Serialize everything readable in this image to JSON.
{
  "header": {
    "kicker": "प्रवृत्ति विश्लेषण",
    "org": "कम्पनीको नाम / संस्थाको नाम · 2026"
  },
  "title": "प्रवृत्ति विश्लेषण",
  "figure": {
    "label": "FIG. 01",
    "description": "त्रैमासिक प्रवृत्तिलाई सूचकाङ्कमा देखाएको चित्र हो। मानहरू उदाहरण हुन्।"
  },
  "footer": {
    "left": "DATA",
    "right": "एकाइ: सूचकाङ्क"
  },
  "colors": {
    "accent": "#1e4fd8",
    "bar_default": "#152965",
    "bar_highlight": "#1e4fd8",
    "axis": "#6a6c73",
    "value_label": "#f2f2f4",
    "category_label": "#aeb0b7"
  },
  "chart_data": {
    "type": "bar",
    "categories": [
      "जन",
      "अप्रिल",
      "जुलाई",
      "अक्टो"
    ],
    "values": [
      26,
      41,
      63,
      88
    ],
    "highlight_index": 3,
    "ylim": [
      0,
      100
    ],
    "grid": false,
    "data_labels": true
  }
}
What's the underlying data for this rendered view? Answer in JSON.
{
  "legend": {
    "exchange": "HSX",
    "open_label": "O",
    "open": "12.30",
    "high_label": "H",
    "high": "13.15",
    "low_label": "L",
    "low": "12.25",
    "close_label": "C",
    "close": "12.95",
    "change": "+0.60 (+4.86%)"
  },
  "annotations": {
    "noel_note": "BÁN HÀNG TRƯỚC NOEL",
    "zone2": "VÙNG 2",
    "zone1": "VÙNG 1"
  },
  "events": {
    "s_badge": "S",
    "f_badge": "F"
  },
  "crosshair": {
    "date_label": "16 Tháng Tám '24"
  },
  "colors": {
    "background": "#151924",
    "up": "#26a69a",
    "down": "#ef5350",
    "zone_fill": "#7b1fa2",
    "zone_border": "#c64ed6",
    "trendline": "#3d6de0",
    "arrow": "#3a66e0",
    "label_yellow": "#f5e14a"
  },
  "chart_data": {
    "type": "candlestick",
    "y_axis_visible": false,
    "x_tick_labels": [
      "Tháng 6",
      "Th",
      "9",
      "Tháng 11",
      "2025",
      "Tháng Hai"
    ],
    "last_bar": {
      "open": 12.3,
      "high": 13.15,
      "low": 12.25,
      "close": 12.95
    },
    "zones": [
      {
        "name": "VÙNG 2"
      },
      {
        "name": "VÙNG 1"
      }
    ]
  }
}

══════

> [Your task]: Give back exactly the lines running from the line containing "What's the underlying" through the end of the material above, both included, and nothing beyond them.

> [Answer to the exercise]:
What's the underlying data for this rendered view? Answer in JSON.
{
  "legend": {
    "exchange": "HSX",
    "open_label": "O",
    "open": "12.30",
    "high_label": "H",
    "high": "13.15",
    "low_label": "L",
    "low": "12.25",
    "close_label": "C",
    "close": "12.95",
    "change": "+0.60 (+4.86%)"
  },
  "annotations": {
    "noel_note": "BÁN HÀNG TRƯỚC NOEL",
    "zone2": "VÙNG 2",
    "zone1": "VÙNG 1"
  },
  "events": {
    "s_badge": "S",
    "f_badge": "F"
  },
  "crosshair": {
    "date_label": "16 Tháng Tám '24"
  },
  "colors": {
    "background": "#151924",
    "up": "#26a69a",
    "down": "#ef5350",
    "zone_fill": "#7b1fa2",
    "zone_border": "#c64ed6",
    "trendline": "#3d6de0",
    "arrow": "#3a66e0",
    "label_yellow": "#f5e14a"
  },
  "chart_data": {
    "type": "candlestick",
    "y_axis_visible": false,
    "x_tick_labels": [
      "Tháng 6",
      "Th",
      "9",
      "Tháng 11",
      "2025",
      "Tháng Hai"
    ],
    "last_bar": {
      "open": 12.3,
      "high": 13.15,
      "low": 12.25,
      "close": 12.95
    },
    "zones": [
      {
        "name": "VÙNG 2"
      },
      {
        "name": "VÙNG 1"
      }
    ]
  }
}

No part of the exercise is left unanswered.